**Exercise instructions:**
Select all lines with the string "Pressure" in them, and copy those lines.

---------- Provided records ----------

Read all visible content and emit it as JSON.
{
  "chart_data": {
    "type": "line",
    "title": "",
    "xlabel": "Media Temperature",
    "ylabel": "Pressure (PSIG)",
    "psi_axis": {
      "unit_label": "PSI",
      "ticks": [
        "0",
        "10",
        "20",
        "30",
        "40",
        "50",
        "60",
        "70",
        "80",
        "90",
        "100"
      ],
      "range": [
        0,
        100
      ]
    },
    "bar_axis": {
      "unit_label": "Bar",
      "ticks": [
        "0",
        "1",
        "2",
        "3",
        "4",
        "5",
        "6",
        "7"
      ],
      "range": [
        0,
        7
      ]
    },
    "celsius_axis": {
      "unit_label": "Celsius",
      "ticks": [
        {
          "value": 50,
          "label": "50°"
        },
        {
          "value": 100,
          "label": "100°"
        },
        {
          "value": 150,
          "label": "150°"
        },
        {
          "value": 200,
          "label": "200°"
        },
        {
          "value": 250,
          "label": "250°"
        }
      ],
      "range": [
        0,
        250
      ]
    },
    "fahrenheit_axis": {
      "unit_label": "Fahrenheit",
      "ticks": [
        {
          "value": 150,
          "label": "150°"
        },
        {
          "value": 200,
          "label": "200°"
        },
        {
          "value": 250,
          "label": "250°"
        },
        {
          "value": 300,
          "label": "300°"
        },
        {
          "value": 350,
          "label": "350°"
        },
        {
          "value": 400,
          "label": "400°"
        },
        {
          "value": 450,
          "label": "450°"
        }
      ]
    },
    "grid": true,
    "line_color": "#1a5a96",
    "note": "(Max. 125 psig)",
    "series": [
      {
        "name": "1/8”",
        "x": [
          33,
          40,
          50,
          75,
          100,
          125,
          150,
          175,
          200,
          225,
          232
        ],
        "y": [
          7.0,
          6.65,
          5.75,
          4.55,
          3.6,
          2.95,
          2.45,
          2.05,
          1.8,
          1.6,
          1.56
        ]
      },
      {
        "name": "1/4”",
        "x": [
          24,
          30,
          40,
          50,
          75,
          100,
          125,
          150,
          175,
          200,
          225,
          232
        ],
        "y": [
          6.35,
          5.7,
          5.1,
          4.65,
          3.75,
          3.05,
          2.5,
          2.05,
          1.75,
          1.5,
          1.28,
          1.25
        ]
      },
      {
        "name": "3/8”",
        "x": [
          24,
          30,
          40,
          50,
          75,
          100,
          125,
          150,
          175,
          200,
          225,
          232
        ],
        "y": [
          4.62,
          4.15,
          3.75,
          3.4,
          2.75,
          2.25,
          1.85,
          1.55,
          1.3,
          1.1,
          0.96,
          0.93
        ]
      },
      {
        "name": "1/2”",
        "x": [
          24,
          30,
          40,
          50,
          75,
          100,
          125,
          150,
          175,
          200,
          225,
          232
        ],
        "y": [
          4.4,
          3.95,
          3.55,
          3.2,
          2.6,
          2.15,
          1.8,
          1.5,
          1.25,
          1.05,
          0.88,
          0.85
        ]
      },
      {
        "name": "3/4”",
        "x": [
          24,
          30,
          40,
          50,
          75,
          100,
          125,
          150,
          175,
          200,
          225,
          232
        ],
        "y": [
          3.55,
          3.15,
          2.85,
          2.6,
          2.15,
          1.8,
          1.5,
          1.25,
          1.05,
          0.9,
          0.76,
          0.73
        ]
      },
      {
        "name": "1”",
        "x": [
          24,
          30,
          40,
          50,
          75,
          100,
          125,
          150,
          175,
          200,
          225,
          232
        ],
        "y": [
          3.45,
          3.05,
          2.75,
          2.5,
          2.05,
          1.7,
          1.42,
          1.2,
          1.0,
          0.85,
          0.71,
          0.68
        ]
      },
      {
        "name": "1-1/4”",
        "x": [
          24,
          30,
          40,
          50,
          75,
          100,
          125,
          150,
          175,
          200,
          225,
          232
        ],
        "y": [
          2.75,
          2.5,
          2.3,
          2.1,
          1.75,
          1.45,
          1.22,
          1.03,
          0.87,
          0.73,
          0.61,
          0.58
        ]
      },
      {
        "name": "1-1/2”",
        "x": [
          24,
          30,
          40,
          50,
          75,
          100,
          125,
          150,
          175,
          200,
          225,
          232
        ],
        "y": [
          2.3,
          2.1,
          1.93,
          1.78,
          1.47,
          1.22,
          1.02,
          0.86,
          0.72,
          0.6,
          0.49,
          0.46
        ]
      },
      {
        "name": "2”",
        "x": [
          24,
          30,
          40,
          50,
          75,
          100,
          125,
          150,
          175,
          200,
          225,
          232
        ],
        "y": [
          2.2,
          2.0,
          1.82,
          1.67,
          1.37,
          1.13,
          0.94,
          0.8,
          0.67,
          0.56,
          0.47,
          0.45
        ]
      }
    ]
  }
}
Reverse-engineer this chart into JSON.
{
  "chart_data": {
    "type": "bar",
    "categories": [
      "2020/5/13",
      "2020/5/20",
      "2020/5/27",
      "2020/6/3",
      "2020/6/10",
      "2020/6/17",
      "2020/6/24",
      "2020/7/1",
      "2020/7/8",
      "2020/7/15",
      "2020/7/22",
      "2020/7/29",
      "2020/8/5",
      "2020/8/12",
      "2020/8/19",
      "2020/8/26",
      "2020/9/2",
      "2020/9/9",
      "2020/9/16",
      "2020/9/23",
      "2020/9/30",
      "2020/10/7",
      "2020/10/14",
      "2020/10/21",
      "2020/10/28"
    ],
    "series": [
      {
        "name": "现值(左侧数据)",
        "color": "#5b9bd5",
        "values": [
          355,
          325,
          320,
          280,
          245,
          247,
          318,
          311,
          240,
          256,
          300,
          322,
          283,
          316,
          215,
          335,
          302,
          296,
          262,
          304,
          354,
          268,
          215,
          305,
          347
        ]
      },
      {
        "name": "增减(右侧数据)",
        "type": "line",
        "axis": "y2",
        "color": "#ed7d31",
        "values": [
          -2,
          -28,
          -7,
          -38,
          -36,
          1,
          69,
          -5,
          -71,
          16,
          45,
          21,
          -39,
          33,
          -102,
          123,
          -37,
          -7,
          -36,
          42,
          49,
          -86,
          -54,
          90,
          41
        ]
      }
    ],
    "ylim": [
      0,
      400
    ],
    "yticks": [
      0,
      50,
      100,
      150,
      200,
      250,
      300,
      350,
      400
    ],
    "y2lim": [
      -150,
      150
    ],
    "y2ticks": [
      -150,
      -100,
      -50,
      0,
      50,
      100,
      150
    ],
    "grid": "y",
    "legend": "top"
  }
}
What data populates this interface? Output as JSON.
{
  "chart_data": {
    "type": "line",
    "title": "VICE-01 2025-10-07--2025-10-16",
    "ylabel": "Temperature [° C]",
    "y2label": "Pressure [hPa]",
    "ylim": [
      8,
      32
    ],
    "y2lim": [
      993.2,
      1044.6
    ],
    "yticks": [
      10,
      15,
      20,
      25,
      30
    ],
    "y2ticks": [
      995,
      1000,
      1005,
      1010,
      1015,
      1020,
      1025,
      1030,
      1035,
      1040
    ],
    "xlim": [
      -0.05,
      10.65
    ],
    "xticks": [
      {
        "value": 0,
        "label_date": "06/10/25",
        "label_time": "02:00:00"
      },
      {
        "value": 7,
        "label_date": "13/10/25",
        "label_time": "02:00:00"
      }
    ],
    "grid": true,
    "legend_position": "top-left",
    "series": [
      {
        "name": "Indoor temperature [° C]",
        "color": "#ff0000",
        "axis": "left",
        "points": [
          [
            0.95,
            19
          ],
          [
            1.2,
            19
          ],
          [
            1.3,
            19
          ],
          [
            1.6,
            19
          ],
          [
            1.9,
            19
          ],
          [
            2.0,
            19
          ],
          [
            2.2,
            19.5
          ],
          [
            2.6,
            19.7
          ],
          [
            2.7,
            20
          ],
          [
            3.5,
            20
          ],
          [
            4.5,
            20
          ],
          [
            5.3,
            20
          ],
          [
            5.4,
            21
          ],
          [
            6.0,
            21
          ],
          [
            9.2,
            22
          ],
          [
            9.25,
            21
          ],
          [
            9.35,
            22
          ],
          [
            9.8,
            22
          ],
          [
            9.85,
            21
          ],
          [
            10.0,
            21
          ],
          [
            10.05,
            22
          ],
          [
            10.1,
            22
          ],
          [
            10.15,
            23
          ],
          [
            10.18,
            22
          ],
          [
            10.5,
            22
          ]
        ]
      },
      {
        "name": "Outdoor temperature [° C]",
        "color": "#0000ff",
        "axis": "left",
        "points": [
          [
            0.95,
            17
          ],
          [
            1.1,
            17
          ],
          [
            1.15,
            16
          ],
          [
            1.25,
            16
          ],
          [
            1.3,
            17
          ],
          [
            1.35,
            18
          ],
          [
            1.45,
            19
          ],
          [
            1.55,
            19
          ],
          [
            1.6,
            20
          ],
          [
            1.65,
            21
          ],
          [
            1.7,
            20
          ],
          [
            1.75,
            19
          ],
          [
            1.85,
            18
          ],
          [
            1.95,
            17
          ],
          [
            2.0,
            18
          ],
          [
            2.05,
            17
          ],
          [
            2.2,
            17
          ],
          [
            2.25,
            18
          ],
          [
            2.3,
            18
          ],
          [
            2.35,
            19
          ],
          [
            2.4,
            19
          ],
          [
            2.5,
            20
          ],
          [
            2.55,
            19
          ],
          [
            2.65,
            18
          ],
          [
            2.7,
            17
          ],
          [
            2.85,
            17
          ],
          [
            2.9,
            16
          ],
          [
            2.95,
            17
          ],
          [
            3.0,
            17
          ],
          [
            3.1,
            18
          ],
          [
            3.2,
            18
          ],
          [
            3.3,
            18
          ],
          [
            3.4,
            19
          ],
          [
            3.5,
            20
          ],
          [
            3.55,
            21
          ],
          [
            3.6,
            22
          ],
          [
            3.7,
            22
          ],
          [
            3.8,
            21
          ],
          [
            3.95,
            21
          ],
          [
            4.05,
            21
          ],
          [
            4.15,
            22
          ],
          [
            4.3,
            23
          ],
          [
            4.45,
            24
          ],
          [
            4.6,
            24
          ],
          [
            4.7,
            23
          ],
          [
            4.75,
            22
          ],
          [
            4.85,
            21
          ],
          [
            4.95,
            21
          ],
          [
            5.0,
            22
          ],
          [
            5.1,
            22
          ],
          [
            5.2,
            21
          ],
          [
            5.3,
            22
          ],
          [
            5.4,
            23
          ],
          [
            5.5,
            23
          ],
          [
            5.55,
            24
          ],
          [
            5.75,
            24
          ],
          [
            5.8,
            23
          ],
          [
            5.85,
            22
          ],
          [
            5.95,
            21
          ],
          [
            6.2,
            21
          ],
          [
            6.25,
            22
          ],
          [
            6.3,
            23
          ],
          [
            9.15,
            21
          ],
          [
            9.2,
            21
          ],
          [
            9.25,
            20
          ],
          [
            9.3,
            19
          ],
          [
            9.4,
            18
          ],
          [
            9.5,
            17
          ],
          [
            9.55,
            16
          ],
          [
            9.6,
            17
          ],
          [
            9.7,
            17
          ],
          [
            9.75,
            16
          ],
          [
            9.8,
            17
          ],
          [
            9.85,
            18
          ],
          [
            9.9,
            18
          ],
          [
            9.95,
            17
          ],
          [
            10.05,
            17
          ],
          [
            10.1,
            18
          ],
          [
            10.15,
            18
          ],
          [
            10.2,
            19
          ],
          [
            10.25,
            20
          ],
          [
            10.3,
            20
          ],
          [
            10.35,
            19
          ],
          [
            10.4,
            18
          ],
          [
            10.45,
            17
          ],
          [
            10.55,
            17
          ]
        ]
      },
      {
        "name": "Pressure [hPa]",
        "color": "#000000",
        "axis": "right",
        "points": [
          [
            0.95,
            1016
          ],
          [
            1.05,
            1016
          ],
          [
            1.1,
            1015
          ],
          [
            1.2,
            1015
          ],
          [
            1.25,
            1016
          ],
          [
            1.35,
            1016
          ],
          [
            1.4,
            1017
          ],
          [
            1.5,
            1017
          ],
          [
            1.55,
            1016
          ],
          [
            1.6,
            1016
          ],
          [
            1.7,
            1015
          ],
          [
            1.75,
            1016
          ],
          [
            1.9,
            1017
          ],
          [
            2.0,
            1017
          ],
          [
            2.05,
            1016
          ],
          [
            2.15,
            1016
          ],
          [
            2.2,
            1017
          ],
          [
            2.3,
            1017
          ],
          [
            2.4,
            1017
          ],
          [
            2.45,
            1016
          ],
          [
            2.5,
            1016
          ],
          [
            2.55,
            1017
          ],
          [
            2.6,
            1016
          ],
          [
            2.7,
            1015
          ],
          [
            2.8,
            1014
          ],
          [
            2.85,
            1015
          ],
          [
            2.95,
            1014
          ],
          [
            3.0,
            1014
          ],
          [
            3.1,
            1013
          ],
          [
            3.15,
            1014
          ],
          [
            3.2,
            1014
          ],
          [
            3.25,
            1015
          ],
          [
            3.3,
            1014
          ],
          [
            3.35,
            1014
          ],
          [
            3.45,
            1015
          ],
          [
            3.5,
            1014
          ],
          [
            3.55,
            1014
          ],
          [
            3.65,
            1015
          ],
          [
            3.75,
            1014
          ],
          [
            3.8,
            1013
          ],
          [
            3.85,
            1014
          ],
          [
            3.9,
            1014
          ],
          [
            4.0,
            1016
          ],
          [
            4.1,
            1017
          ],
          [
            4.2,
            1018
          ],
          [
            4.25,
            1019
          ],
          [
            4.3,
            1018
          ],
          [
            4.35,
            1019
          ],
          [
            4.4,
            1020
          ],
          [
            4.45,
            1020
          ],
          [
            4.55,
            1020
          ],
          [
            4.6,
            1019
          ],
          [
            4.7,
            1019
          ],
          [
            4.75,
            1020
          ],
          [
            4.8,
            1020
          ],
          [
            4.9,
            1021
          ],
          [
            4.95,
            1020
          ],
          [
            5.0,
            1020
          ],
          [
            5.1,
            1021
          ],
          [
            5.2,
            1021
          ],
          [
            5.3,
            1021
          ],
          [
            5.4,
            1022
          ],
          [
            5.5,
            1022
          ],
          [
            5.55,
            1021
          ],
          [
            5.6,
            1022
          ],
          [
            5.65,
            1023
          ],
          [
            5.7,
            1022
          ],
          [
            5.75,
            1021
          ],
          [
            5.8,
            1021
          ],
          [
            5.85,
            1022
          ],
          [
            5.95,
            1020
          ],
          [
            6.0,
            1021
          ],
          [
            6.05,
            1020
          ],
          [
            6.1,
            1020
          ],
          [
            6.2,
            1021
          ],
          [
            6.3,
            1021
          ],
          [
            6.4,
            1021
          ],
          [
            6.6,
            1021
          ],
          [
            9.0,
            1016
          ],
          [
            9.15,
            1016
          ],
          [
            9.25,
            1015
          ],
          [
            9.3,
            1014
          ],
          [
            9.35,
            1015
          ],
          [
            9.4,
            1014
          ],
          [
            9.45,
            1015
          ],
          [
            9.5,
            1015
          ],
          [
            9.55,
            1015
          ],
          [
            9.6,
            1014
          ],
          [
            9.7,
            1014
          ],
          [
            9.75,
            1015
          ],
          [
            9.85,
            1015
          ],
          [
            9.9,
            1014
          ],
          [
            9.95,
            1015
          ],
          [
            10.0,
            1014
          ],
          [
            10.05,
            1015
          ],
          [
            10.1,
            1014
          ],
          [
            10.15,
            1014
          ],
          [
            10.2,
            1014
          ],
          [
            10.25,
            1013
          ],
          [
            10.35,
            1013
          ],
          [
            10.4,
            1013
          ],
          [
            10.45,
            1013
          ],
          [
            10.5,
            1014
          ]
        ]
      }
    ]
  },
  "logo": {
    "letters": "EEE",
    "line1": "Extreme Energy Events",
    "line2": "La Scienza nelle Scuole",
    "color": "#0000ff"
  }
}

----------

**Task output:**
    "ylabel": "Pressure (PSIG)",
    "y2label": "Pressure [hPa]",
        "name": "Pressure [hPa]",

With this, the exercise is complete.